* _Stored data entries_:
== == ==

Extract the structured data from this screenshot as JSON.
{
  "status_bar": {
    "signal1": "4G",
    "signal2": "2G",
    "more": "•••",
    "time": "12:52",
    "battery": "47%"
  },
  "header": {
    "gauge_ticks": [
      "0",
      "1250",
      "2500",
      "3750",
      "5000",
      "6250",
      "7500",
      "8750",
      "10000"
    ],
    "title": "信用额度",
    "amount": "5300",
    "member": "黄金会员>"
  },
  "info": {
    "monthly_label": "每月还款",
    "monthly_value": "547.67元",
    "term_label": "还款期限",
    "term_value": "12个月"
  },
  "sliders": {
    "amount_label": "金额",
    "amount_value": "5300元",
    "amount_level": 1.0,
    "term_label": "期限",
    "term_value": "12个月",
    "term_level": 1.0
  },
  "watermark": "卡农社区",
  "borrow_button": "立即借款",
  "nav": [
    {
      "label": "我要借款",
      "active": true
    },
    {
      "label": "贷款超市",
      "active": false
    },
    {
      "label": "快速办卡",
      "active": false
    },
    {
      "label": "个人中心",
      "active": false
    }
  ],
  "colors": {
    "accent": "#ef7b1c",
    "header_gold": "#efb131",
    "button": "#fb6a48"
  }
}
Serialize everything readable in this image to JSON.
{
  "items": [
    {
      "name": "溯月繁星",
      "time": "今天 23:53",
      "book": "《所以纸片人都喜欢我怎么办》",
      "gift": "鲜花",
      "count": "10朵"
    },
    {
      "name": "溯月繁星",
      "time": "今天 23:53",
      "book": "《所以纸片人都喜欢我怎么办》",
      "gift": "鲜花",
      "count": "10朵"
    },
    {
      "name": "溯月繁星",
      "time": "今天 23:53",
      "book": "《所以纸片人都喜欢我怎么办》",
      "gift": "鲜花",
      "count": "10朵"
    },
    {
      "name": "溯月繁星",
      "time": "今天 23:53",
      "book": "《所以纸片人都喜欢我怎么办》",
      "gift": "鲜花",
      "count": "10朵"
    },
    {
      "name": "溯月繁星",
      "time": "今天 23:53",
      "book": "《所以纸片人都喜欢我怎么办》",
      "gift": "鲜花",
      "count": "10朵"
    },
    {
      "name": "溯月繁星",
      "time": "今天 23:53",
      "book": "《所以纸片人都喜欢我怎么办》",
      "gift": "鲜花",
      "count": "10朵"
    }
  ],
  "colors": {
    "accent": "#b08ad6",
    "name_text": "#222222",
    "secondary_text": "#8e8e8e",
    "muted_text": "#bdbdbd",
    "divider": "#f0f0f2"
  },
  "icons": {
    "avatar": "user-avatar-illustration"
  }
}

== == ==

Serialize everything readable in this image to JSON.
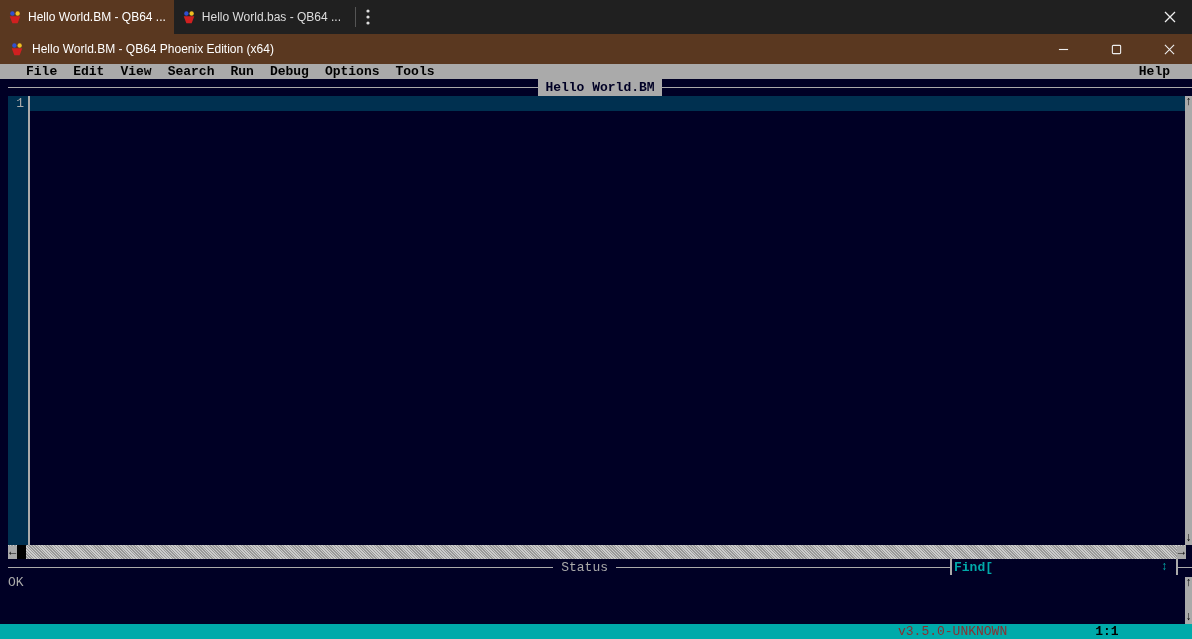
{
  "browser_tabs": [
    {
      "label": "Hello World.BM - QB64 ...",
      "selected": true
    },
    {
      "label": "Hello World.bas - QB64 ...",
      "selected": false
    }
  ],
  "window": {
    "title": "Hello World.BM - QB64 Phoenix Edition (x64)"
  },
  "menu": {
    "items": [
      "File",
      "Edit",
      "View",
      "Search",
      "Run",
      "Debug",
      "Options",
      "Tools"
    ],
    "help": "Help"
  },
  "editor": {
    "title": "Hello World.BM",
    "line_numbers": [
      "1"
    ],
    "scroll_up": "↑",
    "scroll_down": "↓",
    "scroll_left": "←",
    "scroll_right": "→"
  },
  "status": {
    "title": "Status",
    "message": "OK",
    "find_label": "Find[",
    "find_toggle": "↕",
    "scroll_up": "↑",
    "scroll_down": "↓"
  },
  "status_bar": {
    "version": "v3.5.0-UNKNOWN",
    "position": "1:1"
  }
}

== == ==

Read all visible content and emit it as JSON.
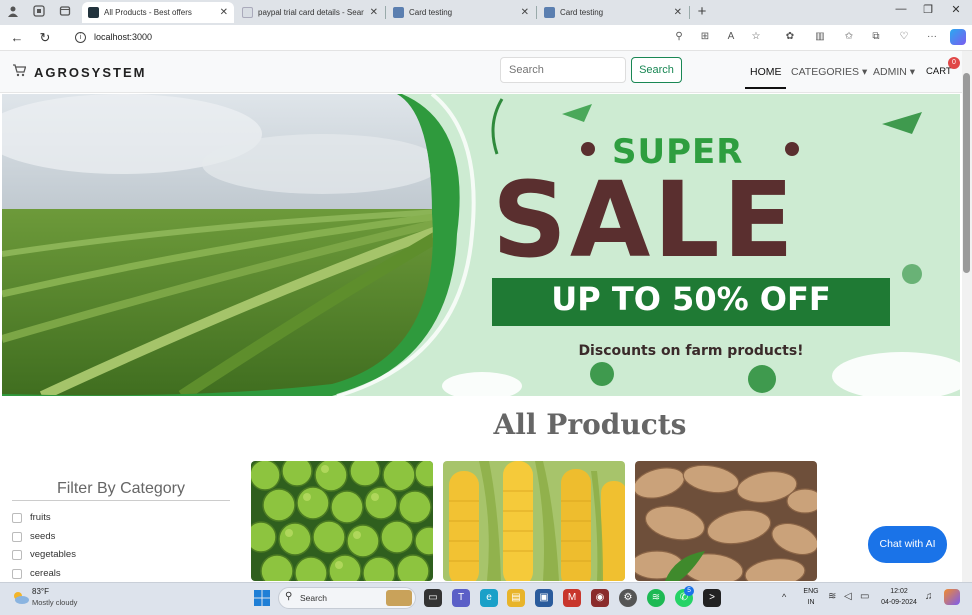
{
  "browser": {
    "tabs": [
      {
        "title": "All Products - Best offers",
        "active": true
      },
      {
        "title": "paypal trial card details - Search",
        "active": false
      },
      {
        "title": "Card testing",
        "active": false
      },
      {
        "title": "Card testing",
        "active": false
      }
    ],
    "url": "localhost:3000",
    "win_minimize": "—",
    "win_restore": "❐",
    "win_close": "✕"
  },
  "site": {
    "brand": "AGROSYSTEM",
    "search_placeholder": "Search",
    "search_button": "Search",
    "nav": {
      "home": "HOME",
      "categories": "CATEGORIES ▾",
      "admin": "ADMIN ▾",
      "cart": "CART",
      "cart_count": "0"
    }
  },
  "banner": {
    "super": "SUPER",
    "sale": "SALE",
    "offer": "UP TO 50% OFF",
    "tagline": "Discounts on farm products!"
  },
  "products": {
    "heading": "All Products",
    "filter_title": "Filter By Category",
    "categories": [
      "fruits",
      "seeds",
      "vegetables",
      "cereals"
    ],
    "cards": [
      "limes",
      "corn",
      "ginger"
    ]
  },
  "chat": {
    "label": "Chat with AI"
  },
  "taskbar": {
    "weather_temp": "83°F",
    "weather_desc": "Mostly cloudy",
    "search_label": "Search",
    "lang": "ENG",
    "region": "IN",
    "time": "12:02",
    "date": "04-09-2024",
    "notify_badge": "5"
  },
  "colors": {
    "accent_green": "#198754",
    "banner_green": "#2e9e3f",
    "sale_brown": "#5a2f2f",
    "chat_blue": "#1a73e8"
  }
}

== == ==

* _EXERCISE_: Say how many lines above contain the string "true". Answer with the number only.

* _OUTPUT OF THE EXERCISE_: 3